Instructions to follow:
Omit all images. Write out the rest of the material exactly.

--

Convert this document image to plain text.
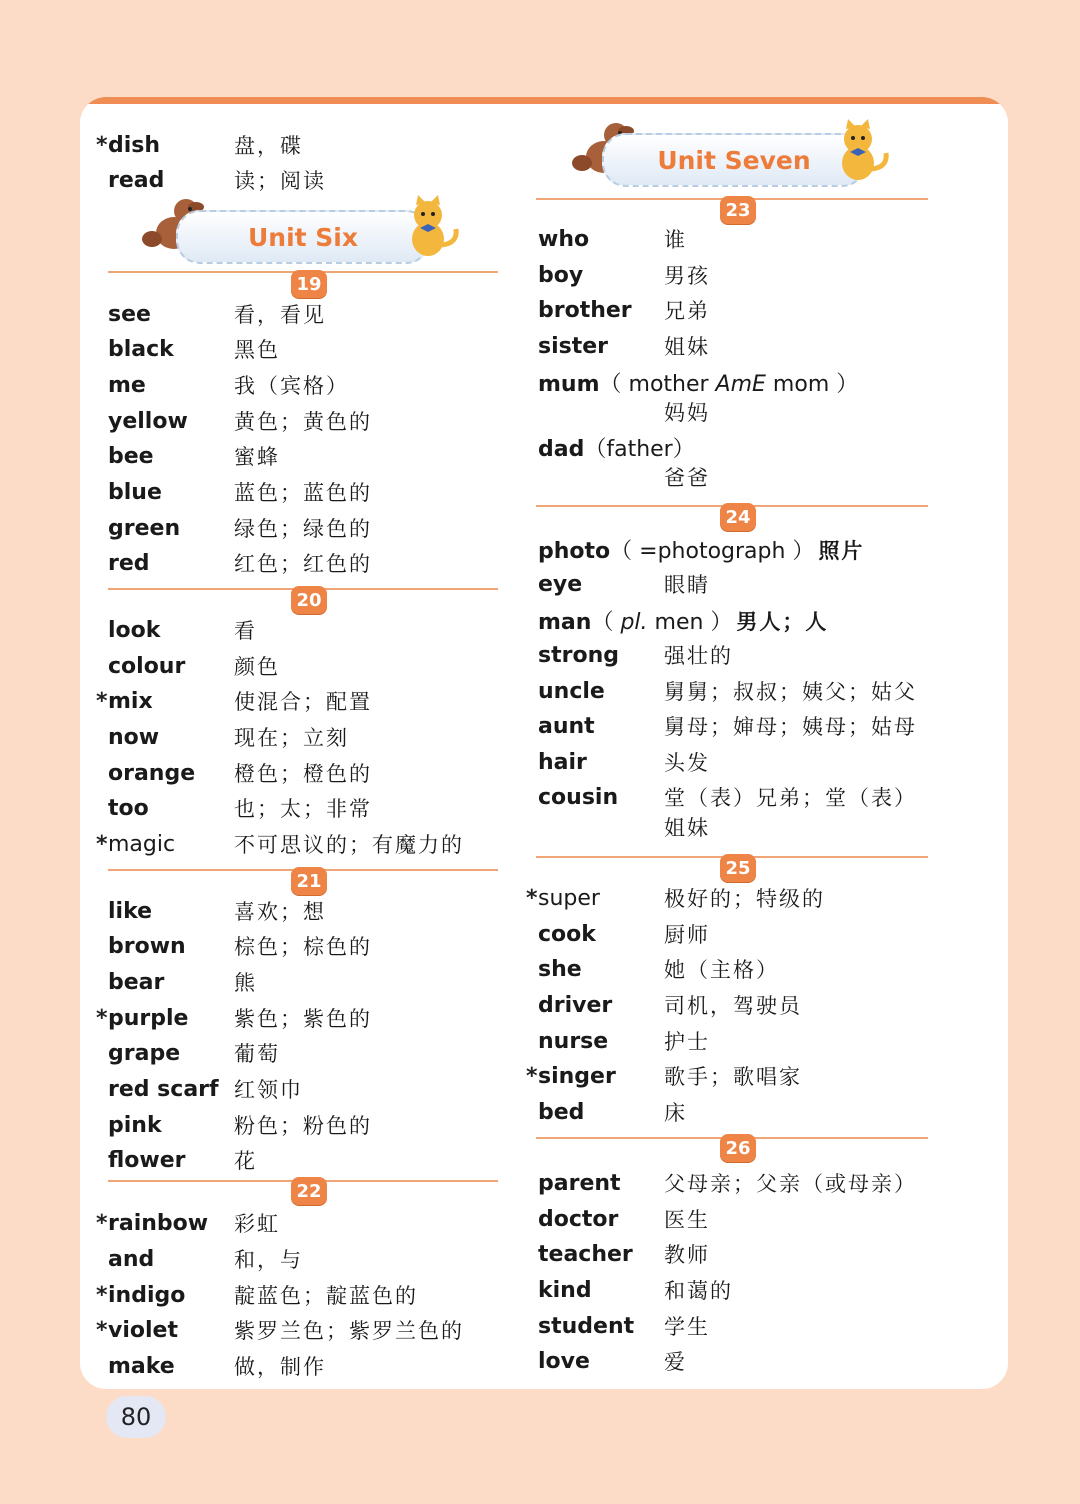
* dish	盘，碟
read	读；阅读
Unit Six
19
see	看，看见
black	黑色
me	我（宾格）
yellow 黄色；黄色的
bee	蜜蜂
blue	蓝色；蓝色的
green	绿色；绿色的
red	红色；红色的
20
look	看
colour 颜色
* mix	使混合；配置
now	现在；立刻
orange 橙色；橙色的
too	也；太；非常
* magic	不可思议的；有魔力的
21
like	喜欢；想
brown 棕色；棕色的
bear	熊
* purple 紫色；紫色的
grape	葡萄
red scarf 红领巾
pink	粉色；粉色的
flower 花
22
* rainbow 彩虹
and	和，与
* indigo 靛蓝色；靛蓝色的
* violet	紫罗兰色；紫罗兰色的
make	做，制作
Unit Seven
23
who	谁
boy	男孩
brother 兄弟
sister	姐妹
mum（ mother AmE mom ）
妈妈
dad（father）
爸爸
24
photo（ =photograph ） 照片
eye	眼睛
man（ pl. men ） 男人；人
strong 强壮的
uncle	舅舅；叔叔；姨父；姑父
aunt	舅母；婶母；姨母；姑母
hair	头发
cousin 堂（表）兄弟；堂（表）
姐妹
25
* super	极好的；特级的
cook	厨师
she	她（主格）
driver 司机，驾驶员
nurse	护士
* singer 歌手；歌唱家
bed	床
26
parent 父母亲；父亲（或母亲）
doctor 医生
teacher 教师
kind	和蔼的
student 学生
love	爱
80
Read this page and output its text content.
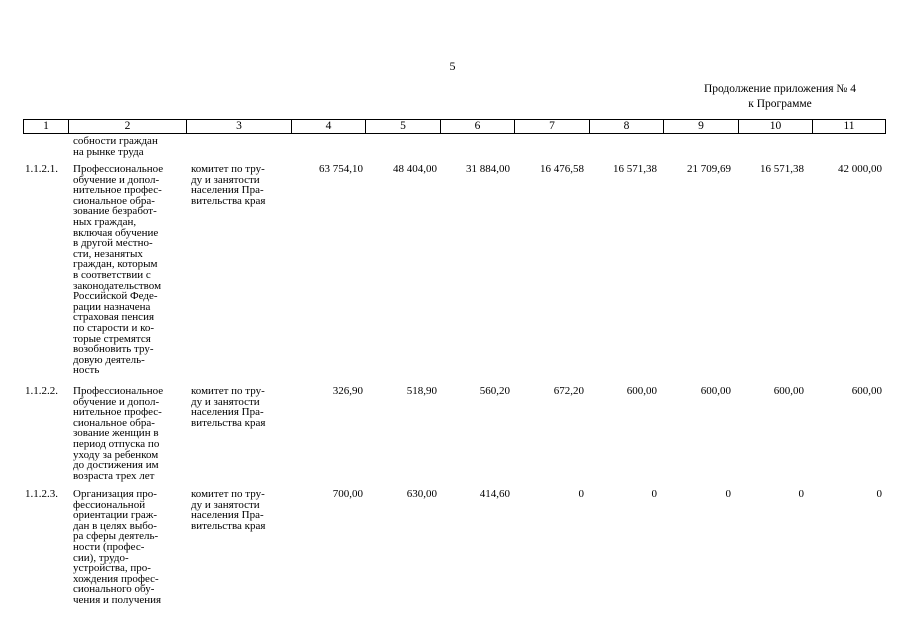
5
Продолжение приложения № 4
к Программе
1	2	3	4	5	6	7	8	9	10	11
собности граждан
на рынке труда
1.1.2.1. Профессиональное
обучение и допол-
нительное профес-
сиональное обра-
зование безработ-
ных граждан,
включая обучение
в другой местно-
сти, незанятых
граждан, которым
в соответствии с
законодательством
Российской Феде-
рации назначена
страховая пенсия
по старости и ко-
торые стремятся
возобновить тру-
довую деятель-
ность
комитет по тру-
ду и занятости
населения Пра-
вительства края
63 754,10	48 404,00	31 884,00	16 476,58	16 571,38	21 709,69	16 571,38	42 000,00
1.1.2.2. Профессиональное
обучение и допол-
нительное профес-
сиональное обра-
зование женщин в
период отпуска по
уходу за ребенком
до достижения им
возраста трех лет
комитет по тру-
ду и занятости
населения Пра-
вительства края
326,90	518,90	560,20	672,20	600,00	600,00	600,00	600,00
1.1.2.3. Организация про-
фессиональной
ориентации граж-
дан в целях выбо-
ра сферы деятель-
ности (профес-
сии), трудо-
устройства, про-
хождения профес-
сионального обу-
чения и получения
комитет по тру-
ду и занятости
населения Пра-
вительства края
700,00	630,00	414,60	0	0	0	0	0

--

Solution for this problem:
Convert this document image to plain text.
* dish	盘，碟
read	读；阅读
Unit Six
19
see	看，看见
black	黑色
me	我（宾格）
yellow 黄色；黄色的
bee	蜜蜂
blue	蓝色；蓝色的
green	绿色；绿色的
red	红色；红色的
20
look	看
colour 颜色
* mix	使混合；配置
now	现在；立刻
orange 橙色；橙色的
too	也；太；非常
* magic	不可思议的；有魔力的
21
like	喜欢；想
brown 棕色；棕色的
bear	熊
* purple 紫色；紫色的
grape	葡萄
red scarf 红领巾
pink	粉色；粉色的
flower 花
22
* rainbow 彩虹
and	和，与
* indigo 靛蓝色；靛蓝色的
* violet	紫罗兰色；紫罗兰色的
make	做，制作
Unit Seven
23
who	谁
boy	男孩
brother 兄弟
sister	姐妹
mum（ mother AmE mom ）
妈妈
dad（father）
爸爸
24
photo（ =photograph ） 照片
eye	眼睛
man（ pl. men ） 男人；人
strong 强壮的
uncle	舅舅；叔叔；姨父；姑父
aunt	舅母；婶母；姨母；姑母
hair	头发
cousin 堂（表）兄弟；堂（表）
姐妹
25
* super	极好的；特级的
cook	厨师
she	她（主格）
driver 司机，驾驶员
nurse	护士
* singer 歌手；歌唱家
bed	床
26
parent 父母亲；父亲（或母亲）
doctor 医生
teacher 教师
kind	和蔼的
student 学生
love	爱
80
Read this page and output its text content.
5
Продолжение приложения № 4
к Программе
1	2	3	4	5	6	7	8	9	10	11
собности граждан
на рынке труда
1.1.2.1. Профессиональное
обучение и допол-
нительное профес-
сиональное обра-
зование безработ-
ных граждан,
включая обучение
в другой местно-
сти, незанятых
граждан, которым
в соответствии с
законодательством
Российской Феде-
рации назначена
страховая пенсия
по старости и ко-
торые стремятся
возобновить тру-
довую деятель-
ность
комитет по тру-
ду и занятости
населения Пра-
вительства края
63 754,10	48 404,00	31 884,00	16 476,58	16 571,38	21 709,69	16 571,38	42 000,00
1.1.2.2. Профессиональное
обучение и допол-
нительное профес-
сиональное обра-
зование женщин в
период отпуска по
уходу за ребенком
до достижения им
возраста трех лет
комитет по тру-
ду и занятости
населения Пра-
вительства края
326,90	518,90	560,20	672,20	600,00	600,00	600,00	600,00
1.1.2.3. Организация про-
фессиональной
ориентации граж-
дан в целях выбо-
ра сферы деятель-
ности (профес-
сии), трудо-
устройства, про-
хождения профес-
сионального обу-
чения и получения
комитет по тру-
ду и занятости
населения Пра-
вительства края
700,00	630,00	414,60	0	0	0	0	0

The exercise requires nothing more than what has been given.